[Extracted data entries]
::::::::::
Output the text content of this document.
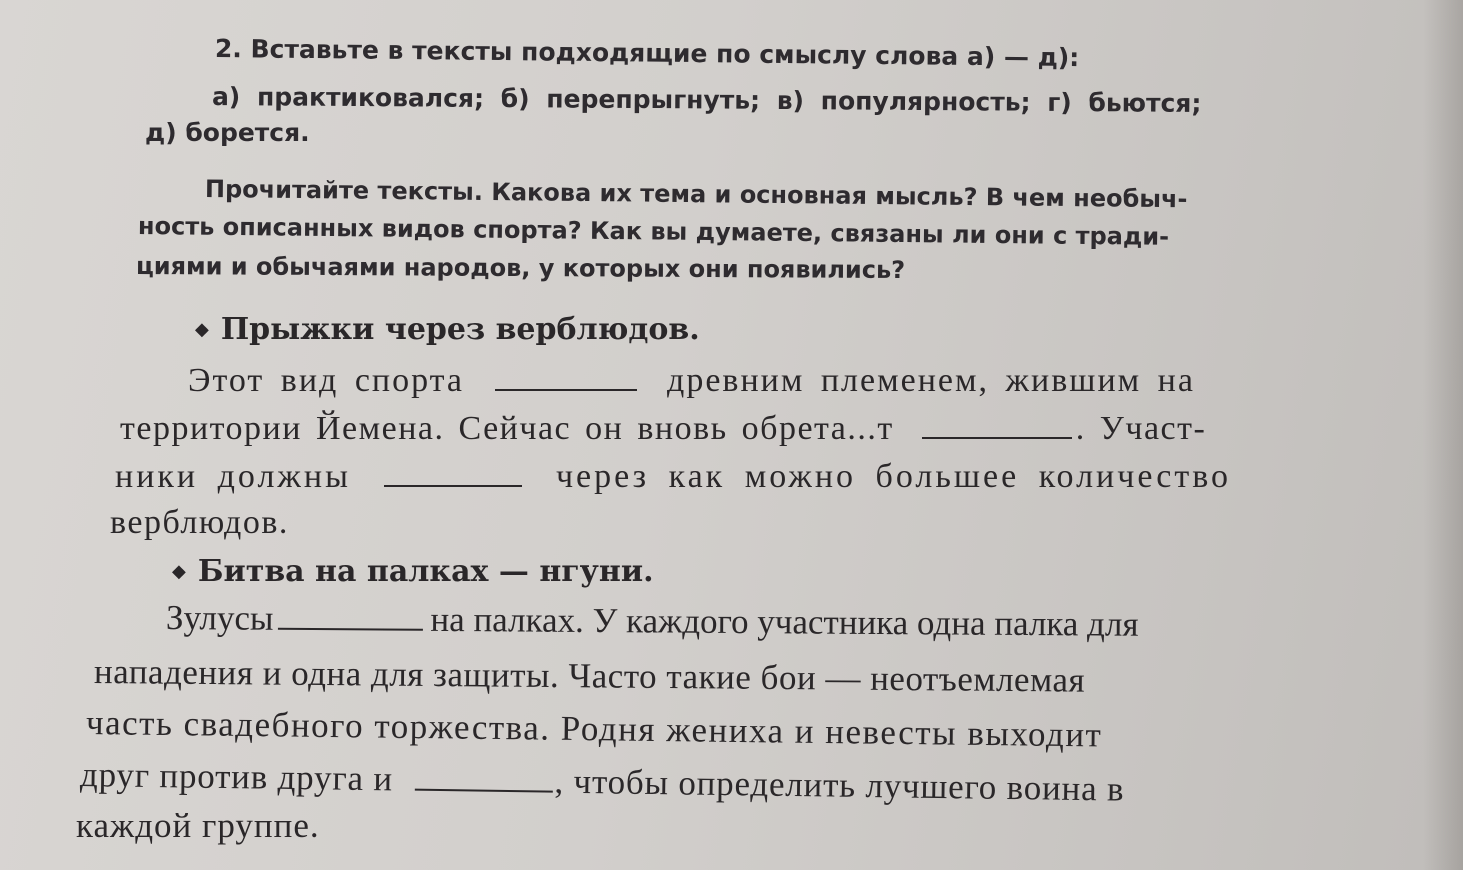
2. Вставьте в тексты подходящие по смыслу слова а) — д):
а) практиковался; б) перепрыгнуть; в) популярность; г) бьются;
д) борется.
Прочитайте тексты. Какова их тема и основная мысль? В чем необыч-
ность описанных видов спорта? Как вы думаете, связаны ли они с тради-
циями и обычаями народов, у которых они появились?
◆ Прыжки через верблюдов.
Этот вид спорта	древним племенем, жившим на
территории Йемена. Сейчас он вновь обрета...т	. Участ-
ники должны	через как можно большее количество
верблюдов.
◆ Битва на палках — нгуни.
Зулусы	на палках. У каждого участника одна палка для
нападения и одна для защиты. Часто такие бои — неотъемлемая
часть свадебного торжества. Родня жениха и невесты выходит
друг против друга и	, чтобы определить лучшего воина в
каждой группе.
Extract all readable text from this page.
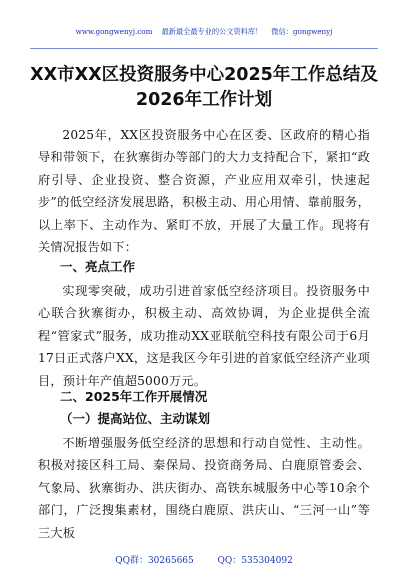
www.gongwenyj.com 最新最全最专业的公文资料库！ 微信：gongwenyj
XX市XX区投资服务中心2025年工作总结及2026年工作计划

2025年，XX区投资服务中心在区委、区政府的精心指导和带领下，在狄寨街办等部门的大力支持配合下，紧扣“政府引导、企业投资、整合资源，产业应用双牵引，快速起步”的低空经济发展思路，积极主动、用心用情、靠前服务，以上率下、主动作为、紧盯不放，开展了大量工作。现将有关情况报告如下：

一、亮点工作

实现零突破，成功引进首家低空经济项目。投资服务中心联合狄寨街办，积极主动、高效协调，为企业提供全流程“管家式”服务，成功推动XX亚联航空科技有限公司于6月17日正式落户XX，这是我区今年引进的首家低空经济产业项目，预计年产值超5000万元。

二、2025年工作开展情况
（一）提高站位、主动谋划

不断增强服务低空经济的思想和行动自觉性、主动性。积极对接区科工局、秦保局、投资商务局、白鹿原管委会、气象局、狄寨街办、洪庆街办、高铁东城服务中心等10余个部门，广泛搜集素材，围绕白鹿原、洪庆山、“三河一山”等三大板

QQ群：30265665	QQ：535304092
::::::::::
▶ **AIM OF THE EXERCISE**:
Go through the lines above. Select every one that has the string "this".

▶ **ANSWER BELOW**:
Output the text content of this document.
Extract all readable text from this page.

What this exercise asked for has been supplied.